__Records for the exercise__:
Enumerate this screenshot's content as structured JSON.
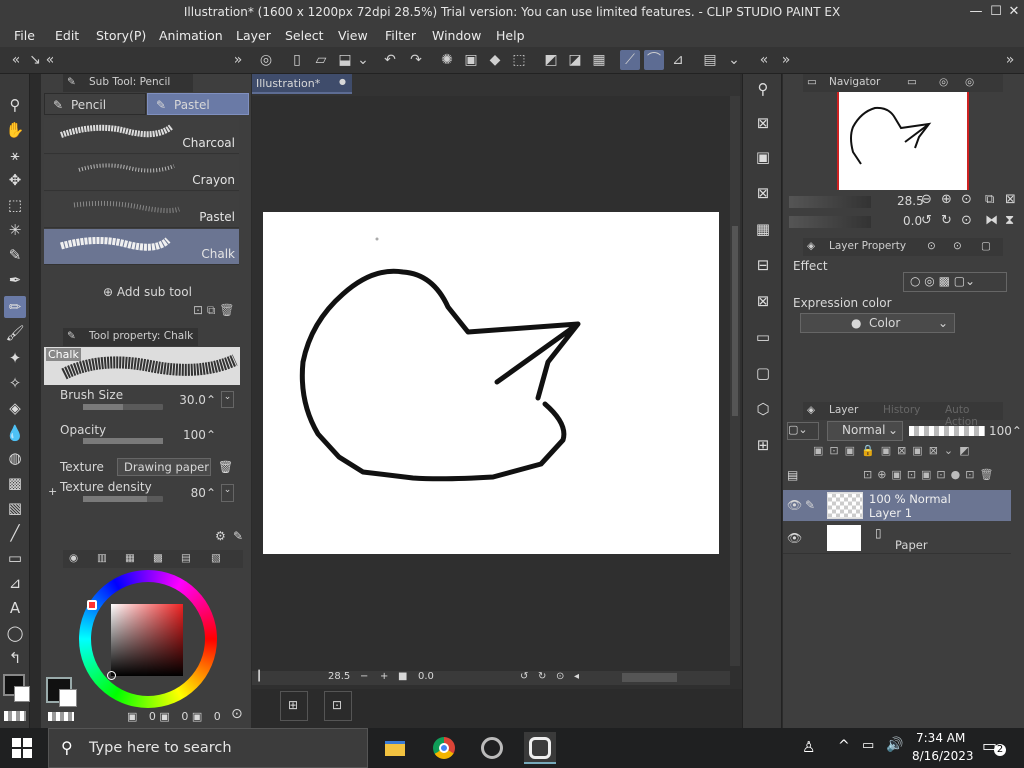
{
  "window": {
    "title": "Illustration* (1600 x 1200px 72dpi 28.5%)  Trial version: You can use limited features. - CLIP STUDIO PAINT EX",
    "minimize_glyph": "—",
    "maximize_glyph": "☐",
    "close_glyph": "✕"
  },
  "menu": [
    "File",
    "Edit",
    "Story(P)",
    "Animation",
    "Layer",
    "Select",
    "View",
    "Filter",
    "Window",
    "Help"
  ],
  "subtool_panel": {
    "title": "Sub Tool: Pencil",
    "tabs": [
      "Pencil",
      "Pastel"
    ],
    "active_tab": "Pastel",
    "items": [
      "Charcoal",
      "Crayon",
      "Pastel",
      "Chalk"
    ],
    "selected_item": "Chalk",
    "add_label": "Add sub tool"
  },
  "tool_property": {
    "title": "Tool property: Chalk",
    "preview_name": "Chalk",
    "brush_size_label": "Brush Size",
    "brush_size_value": "30.0",
    "brush_size_fraction": 0.5,
    "opacity_label": "Opacity",
    "opacity_value": "100",
    "opacity_fraction": 1.0,
    "texture_label": "Texture",
    "texture_value": "Drawing paper C",
    "texture_density_label": "Texture density",
    "texture_density_value": "80",
    "texture_density_fraction": 0.8
  },
  "color_panel": {
    "values": [
      "0",
      "0",
      "0"
    ]
  },
  "canvas_tab": {
    "label": "Illustration*",
    "dot": "●"
  },
  "canvas_status": {
    "zoom": "28.5",
    "angle": "0.0"
  },
  "navigator": {
    "title": "Navigator",
    "zoom": "28.5",
    "rotation": "0.0"
  },
  "layer_property": {
    "title": "Layer Property",
    "effect_label": "Effect",
    "expression_color_label": "Expression color",
    "expression_color_value": "Color"
  },
  "layer_panel": {
    "tabs": [
      "Layer",
      "History",
      "Auto Action"
    ],
    "blend_mode": "Normal",
    "opacity": "100",
    "layers": [
      {
        "line1": "100 % Normal",
        "line2": "Layer 1",
        "selected": true
      },
      {
        "line1": "",
        "line2": "Paper",
        "selected": false
      }
    ]
  },
  "taskbar": {
    "search_placeholder": "Type here to search",
    "time": "7:34 AM",
    "date": "8/16/2023",
    "notifications": "2"
  },
  "colors": {
    "accent": "#6a7aa6",
    "panel_bg": "#3e3e3e",
    "canvas_bg": "#2f2f2f",
    "main_color": "#111111",
    "sub_color": "#ffffff"
  }
}
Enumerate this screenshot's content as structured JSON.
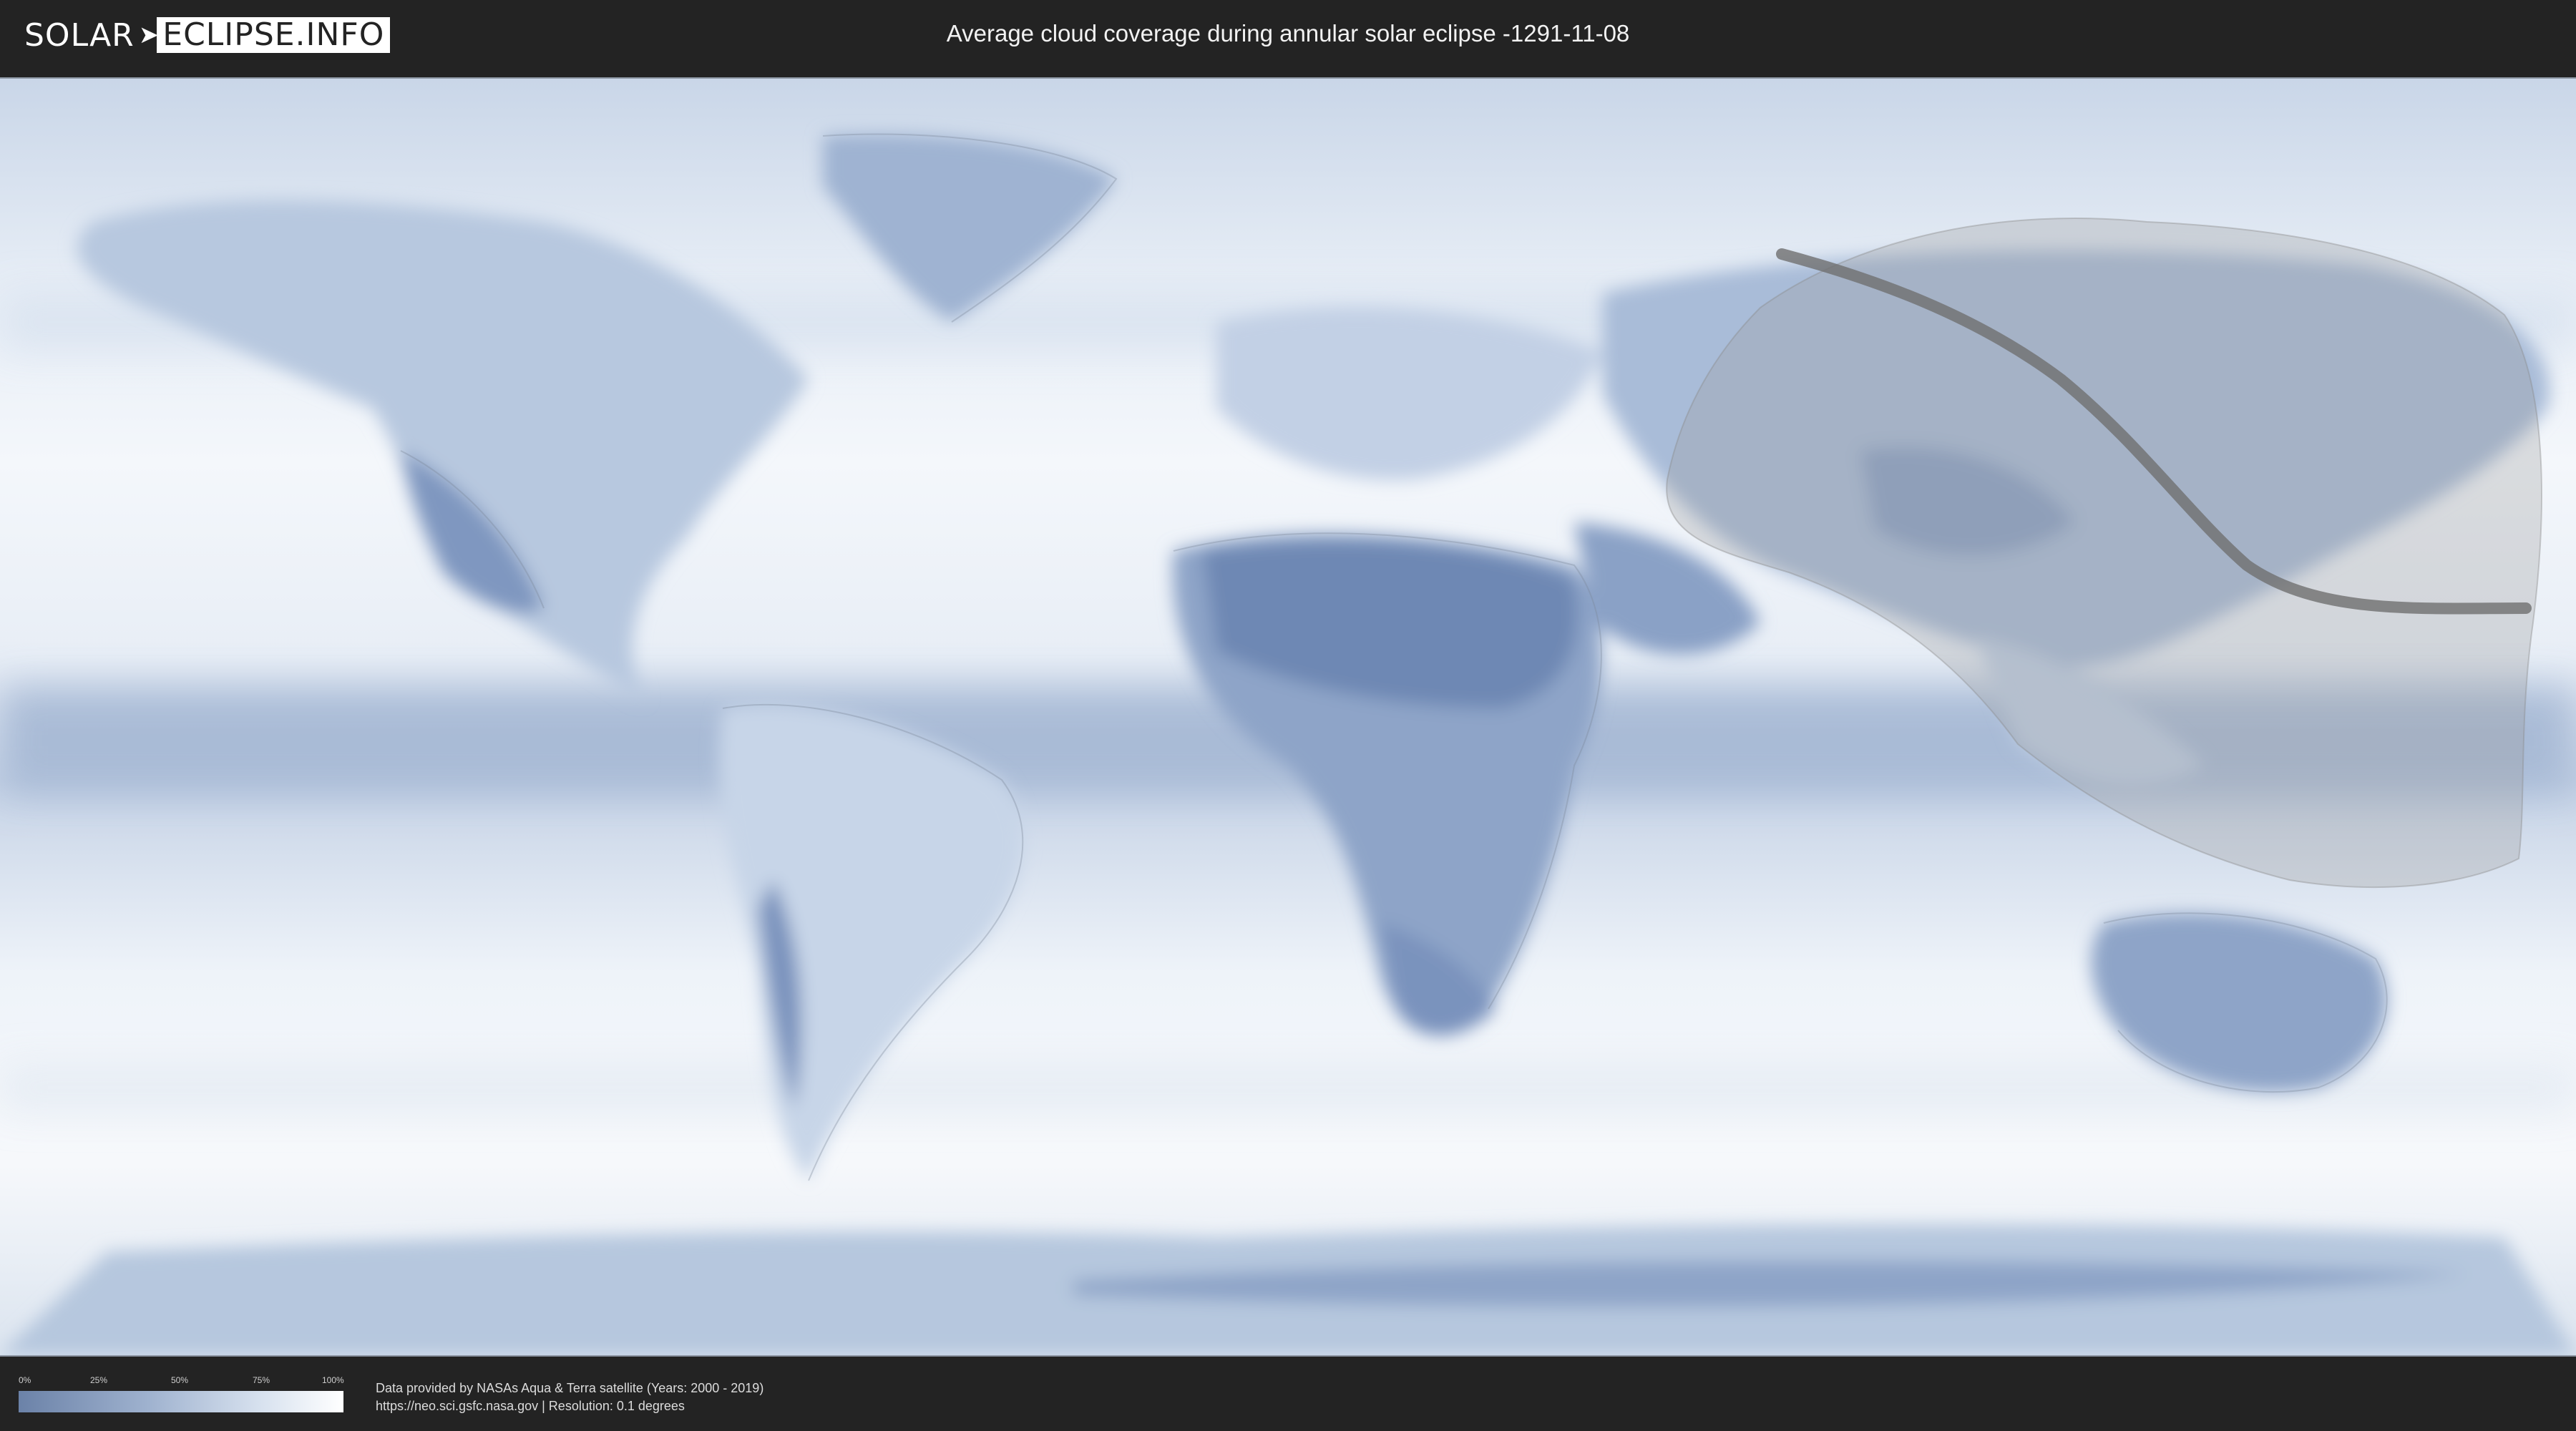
{
  "header": {
    "logo_left": "SOLAR",
    "logo_right": "ECLIPSE.INFO",
    "title": "Average cloud coverage during annular solar eclipse -1291-11-08"
  },
  "legend": {
    "ticks": [
      "0%",
      "25%",
      "50%",
      "75%",
      "100%"
    ],
    "colors": {
      "low": "#6b82a8",
      "high": "#ffffff"
    }
  },
  "credit": {
    "line1": "Data provided by NASAs Aqua & Terra satellite (Years: 2000 - 2019)",
    "line2": "https://neo.sci.gsfc.nasa.gov | Resolution: 0.1 degrees"
  },
  "map": {
    "overlay": "eclipse-visibility-zone",
    "path": "annularity-central-line",
    "colors": {
      "clear": "#7a93bd",
      "cloudy": "#f4f7fb",
      "zone": "#9a9a9a",
      "centerline": "#6f6f6f"
    }
  }
}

__Directions__: Reproduce the listing above exactly, excluding all pictures.

__Finished task__:
Enumerate this screenshot's content as structured JSON.
{
  "window": {
    "title": "Illustration* (1600 x 1200px 72dpi 28.5%)  Trial version: You can use limited features. - CLIP STUDIO PAINT EX",
    "minimize_glyph": "—",
    "maximize_glyph": "☐",
    "close_glyph": "✕"
  },
  "menu": [
    "File",
    "Edit",
    "Story(P)",
    "Animation",
    "Layer",
    "Select",
    "View",
    "Filter",
    "Window",
    "Help"
  ],
  "subtool_panel": {
    "title": "Sub Tool: Pencil",
    "tabs": [
      "Pencil",
      "Pastel"
    ],
    "active_tab": "Pastel",
    "items": [
      "Charcoal",
      "Crayon",
      "Pastel",
      "Chalk"
    ],
    "selected_item": "Chalk",
    "add_label": "Add sub tool"
  },
  "tool_property": {
    "title": "Tool property: Chalk",
    "preview_name": "Chalk",
    "brush_size_label": "Brush Size",
    "brush_size_value": "30.0",
    "brush_size_fraction": 0.5,
    "opacity_label": "Opacity",
    "opacity_value": "100",
    "opacity_fraction": 1.0,
    "texture_label": "Texture",
    "texture_value": "Drawing paper C",
    "texture_density_label": "Texture density",
    "texture_density_value": "80",
    "texture_density_fraction": 0.8
  },
  "color_panel": {
    "values": [
      "0",
      "0",
      "0"
    ]
  },
  "canvas_tab": {
    "label": "Illustration*",
    "dot": "●"
  },
  "canvas_status": {
    "zoom": "28.5",
    "angle": "0.0"
  },
  "navigator": {
    "title": "Navigator",
    "zoom": "28.5",
    "rotation": "0.0"
  },
  "layer_property": {
    "title": "Layer Property",
    "effect_label": "Effect",
    "expression_color_label": "Expression color",
    "expression_color_value": "Color"
  },
  "layer_panel": {
    "tabs": [
      "Layer",
      "History",
      "Auto Action"
    ],
    "blend_mode": "Normal",
    "opacity": "100",
    "layers": [
      {
        "line1": "100 % Normal",
        "line2": "Layer 1",
        "selected": true
      },
      {
        "line1": "",
        "line2": "Paper",
        "selected": false
      }
    ]
  },
  "taskbar": {
    "search_placeholder": "Type here to search",
    "time": "7:34 AM",
    "date": "8/16/2023",
    "notifications": "2"
  },
  "colors": {
    "accent": "#6a7aa6",
    "panel_bg": "#3e3e3e",
    "canvas_bg": "#2f2f2f",
    "main_color": "#111111",
    "sub_color": "#ffffff"
  }
}
Enumerate this screenshot's content as structured JSON.
{
  "header": {
    "logo_left": "SOLAR",
    "logo_right": "ECLIPSE.INFO",
    "title": "Average cloud coverage during annular solar eclipse -1291-11-08"
  },
  "legend": {
    "ticks": [
      "0%",
      "25%",
      "50%",
      "75%",
      "100%"
    ],
    "colors": {
      "low": "#6b82a8",
      "high": "#ffffff"
    }
  },
  "credit": {
    "line1": "Data provided by NASAs Aqua & Terra satellite (Years: 2000 - 2019)",
    "line2": "https://neo.sci.gsfc.nasa.gov | Resolution: 0.1 degrees"
  },
  "map": {
    "overlay": "eclipse-visibility-zone",
    "path": "annularity-central-line",
    "colors": {
      "clear": "#7a93bd",
      "cloudy": "#f4f7fb",
      "zone": "#9a9a9a",
      "centerline": "#6f6f6f"
    }
  }
}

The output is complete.